* YOUR GOAL:
Which lines hold the word "down"? Show each of them.

* EXTRACTED DATA:
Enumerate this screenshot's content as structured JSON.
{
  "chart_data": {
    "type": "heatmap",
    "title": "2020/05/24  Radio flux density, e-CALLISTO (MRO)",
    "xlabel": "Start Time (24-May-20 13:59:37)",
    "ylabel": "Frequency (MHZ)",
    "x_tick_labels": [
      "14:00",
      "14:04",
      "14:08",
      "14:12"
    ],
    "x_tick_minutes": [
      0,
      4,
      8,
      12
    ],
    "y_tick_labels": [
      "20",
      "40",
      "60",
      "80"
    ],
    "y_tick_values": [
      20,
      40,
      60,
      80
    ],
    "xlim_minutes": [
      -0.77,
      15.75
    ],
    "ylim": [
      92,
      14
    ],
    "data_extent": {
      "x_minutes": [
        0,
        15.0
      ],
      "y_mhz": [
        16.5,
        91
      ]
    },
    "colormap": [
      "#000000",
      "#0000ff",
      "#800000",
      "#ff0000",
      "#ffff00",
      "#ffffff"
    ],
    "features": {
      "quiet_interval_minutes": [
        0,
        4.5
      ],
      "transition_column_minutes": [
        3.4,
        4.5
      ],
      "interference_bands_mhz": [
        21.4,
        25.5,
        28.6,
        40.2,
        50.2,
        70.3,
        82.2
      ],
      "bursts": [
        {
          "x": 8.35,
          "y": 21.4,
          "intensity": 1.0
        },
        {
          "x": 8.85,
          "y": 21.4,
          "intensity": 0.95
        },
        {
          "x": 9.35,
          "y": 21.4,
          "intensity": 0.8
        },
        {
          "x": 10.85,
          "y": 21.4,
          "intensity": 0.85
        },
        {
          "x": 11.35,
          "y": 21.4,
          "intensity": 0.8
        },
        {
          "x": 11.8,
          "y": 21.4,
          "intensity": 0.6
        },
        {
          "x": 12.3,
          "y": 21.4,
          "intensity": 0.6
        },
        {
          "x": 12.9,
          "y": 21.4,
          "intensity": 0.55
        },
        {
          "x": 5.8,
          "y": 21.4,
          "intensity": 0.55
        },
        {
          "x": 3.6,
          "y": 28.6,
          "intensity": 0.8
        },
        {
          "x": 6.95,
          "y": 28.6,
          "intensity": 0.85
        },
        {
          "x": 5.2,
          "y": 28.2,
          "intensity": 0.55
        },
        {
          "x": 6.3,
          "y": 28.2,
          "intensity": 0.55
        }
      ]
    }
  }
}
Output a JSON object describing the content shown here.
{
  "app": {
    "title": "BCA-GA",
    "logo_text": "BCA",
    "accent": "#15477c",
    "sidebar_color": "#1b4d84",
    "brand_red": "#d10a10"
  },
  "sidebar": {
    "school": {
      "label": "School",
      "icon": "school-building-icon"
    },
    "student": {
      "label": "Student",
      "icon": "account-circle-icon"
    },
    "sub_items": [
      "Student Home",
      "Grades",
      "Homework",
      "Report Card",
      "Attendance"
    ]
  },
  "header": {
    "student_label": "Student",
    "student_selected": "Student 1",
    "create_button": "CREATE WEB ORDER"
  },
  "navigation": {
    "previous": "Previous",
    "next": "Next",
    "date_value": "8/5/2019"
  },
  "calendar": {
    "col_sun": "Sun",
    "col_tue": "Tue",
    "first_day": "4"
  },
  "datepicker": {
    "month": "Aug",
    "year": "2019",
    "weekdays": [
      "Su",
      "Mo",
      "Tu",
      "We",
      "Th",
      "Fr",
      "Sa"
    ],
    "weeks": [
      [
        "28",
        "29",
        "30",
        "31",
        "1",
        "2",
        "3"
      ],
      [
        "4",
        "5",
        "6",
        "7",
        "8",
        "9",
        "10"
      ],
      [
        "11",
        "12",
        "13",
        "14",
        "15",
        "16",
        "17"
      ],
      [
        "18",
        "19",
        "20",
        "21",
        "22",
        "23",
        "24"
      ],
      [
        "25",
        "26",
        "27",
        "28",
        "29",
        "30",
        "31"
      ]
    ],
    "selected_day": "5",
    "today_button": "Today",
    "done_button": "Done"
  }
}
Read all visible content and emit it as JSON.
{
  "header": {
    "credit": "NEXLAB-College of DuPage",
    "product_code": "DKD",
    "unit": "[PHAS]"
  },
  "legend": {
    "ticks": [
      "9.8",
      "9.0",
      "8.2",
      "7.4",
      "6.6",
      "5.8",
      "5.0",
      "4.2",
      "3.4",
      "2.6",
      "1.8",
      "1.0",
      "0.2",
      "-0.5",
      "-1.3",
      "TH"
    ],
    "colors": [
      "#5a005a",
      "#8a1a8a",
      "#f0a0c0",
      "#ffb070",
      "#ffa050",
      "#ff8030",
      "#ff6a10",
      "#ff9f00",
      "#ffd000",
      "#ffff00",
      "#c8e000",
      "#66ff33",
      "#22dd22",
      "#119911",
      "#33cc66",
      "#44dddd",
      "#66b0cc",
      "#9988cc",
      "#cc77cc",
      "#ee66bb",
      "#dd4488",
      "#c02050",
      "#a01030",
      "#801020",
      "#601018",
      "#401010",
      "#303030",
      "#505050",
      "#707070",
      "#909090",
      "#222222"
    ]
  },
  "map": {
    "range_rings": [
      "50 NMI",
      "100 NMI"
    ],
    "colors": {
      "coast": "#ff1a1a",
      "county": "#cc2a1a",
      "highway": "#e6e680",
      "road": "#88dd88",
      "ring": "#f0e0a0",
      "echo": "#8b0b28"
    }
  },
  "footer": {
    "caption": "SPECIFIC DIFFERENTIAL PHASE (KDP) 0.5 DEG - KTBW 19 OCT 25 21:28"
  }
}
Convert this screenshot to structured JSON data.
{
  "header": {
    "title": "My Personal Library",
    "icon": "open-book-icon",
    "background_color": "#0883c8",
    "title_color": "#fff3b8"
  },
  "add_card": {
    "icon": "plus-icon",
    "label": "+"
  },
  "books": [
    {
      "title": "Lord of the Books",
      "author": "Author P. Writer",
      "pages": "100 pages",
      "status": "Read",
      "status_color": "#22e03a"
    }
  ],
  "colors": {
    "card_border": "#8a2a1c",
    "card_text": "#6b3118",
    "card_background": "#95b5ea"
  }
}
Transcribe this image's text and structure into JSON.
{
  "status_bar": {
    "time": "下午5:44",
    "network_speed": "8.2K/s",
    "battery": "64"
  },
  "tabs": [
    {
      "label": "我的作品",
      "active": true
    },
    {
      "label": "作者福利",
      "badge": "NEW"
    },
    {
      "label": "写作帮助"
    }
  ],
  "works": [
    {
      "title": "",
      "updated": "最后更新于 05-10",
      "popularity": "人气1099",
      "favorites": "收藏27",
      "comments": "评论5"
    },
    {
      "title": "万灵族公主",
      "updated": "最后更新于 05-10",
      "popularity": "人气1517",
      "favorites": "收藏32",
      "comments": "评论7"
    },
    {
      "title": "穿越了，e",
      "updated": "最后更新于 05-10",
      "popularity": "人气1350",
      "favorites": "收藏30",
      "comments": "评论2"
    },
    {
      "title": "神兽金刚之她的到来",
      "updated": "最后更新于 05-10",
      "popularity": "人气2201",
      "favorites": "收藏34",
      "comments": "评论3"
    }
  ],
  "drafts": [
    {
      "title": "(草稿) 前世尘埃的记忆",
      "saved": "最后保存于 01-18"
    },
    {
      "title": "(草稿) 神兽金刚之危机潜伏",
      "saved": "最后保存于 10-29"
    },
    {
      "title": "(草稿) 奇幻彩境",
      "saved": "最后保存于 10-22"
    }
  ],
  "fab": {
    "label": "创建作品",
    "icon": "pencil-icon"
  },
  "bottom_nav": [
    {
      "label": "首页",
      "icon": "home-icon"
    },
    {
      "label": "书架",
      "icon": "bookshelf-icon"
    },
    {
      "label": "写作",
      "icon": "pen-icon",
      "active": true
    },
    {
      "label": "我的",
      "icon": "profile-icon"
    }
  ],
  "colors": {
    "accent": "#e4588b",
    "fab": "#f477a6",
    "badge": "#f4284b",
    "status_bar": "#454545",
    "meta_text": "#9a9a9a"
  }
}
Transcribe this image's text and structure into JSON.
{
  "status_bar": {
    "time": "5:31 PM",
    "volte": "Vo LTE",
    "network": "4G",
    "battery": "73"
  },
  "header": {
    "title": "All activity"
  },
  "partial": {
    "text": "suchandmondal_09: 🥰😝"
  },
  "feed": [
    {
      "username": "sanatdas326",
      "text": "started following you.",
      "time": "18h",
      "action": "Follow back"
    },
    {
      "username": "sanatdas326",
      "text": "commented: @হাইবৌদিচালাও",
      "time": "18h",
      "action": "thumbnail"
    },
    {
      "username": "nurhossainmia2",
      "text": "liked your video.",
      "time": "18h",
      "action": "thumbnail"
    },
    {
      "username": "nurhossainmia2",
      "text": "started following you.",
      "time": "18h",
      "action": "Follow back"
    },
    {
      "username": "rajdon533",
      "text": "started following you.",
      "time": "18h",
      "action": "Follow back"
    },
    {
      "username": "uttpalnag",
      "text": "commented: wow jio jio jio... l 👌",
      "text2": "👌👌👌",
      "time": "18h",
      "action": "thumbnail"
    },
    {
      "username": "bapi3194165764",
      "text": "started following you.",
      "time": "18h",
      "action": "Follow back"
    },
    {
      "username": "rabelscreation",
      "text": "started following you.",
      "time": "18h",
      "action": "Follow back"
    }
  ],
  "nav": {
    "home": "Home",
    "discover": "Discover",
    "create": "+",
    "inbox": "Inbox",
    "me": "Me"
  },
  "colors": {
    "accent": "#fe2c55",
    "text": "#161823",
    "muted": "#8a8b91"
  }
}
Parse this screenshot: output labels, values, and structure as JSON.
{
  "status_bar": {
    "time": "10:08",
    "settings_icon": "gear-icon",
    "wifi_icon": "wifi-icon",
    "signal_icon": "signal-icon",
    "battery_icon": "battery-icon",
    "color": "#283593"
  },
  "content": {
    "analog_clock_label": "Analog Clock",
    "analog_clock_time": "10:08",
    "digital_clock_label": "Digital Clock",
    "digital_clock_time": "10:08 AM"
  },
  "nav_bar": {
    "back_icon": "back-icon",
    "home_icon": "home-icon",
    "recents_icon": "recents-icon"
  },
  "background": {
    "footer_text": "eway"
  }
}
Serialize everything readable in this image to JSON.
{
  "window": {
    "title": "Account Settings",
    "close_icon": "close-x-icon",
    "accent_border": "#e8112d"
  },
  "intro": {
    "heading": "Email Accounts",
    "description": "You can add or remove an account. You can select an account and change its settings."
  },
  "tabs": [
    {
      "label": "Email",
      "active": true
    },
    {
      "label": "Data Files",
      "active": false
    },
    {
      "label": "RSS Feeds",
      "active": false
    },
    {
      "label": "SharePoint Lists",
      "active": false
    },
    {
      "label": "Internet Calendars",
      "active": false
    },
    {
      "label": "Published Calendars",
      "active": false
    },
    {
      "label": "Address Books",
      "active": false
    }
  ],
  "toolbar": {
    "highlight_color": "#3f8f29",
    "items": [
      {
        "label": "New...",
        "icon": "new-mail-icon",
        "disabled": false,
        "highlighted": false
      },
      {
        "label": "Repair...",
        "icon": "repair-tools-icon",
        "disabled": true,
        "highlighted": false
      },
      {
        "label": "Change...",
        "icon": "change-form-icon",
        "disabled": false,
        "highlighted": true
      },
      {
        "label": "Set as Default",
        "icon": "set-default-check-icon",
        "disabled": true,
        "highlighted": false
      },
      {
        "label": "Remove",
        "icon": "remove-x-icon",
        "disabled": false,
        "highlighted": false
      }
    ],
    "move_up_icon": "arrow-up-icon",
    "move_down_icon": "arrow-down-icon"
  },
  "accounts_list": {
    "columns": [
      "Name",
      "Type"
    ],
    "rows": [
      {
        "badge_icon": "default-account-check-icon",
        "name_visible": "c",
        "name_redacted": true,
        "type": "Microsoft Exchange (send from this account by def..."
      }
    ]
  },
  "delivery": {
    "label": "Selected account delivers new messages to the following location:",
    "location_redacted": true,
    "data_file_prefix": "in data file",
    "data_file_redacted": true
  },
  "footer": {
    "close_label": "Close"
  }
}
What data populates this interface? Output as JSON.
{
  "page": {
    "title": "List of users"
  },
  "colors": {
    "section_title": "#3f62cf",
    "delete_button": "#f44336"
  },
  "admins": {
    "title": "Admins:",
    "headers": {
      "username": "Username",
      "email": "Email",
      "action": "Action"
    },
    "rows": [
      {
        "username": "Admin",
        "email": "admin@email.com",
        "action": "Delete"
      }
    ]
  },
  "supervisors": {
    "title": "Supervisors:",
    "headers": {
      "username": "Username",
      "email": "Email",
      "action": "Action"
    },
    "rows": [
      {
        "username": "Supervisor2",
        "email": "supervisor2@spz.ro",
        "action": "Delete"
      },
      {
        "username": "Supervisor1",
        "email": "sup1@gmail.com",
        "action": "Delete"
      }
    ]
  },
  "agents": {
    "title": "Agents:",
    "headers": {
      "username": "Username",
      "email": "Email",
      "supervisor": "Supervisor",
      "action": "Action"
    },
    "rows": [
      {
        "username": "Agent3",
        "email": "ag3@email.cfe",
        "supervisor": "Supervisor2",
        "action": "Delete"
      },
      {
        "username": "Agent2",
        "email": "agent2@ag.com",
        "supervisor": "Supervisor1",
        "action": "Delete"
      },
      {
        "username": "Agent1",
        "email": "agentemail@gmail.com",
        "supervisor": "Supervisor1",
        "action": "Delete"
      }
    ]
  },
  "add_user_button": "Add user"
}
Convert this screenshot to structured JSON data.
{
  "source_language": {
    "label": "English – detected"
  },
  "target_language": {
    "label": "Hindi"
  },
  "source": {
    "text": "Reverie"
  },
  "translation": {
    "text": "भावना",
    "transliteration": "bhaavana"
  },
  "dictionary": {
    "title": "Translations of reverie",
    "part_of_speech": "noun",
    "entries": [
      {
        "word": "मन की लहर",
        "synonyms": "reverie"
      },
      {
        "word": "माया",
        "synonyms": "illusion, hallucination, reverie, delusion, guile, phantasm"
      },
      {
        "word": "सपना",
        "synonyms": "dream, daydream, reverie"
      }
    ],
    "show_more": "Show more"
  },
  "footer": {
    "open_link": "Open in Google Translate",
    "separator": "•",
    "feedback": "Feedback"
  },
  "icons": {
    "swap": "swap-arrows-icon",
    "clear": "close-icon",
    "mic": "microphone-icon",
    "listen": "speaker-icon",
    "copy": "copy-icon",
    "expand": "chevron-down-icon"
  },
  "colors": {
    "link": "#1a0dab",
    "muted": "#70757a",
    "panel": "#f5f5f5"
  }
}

* TASK OUTPUT:
    "move_down_icon": "arrow-down-icon"
    "expand": "chevron-down-icon"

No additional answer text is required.